• **Recorded information**
------------------------------

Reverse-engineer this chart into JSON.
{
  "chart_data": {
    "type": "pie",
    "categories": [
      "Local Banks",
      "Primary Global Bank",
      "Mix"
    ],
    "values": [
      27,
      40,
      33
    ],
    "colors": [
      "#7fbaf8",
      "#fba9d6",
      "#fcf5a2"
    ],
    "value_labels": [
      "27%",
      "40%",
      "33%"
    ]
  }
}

------------------------------

• **Written problem**
Write the material out again in its entirety, exactly as shown.

• **Task output**
Reverse-engineer this chart into JSON.
{
  "chart_data": {
    "type": "pie",
    "categories": [
      "Local Banks",
      "Primary Global Bank",
      "Mix"
    ],
    "values": [
      27,
      40,
      33
    ],
    "colors": [
      "#7fbaf8",
      "#fba9d6",
      "#fcf5a2"
    ],
    "value_labels": [
      "27%",
      "40%",
      "33%"
    ]
  }
}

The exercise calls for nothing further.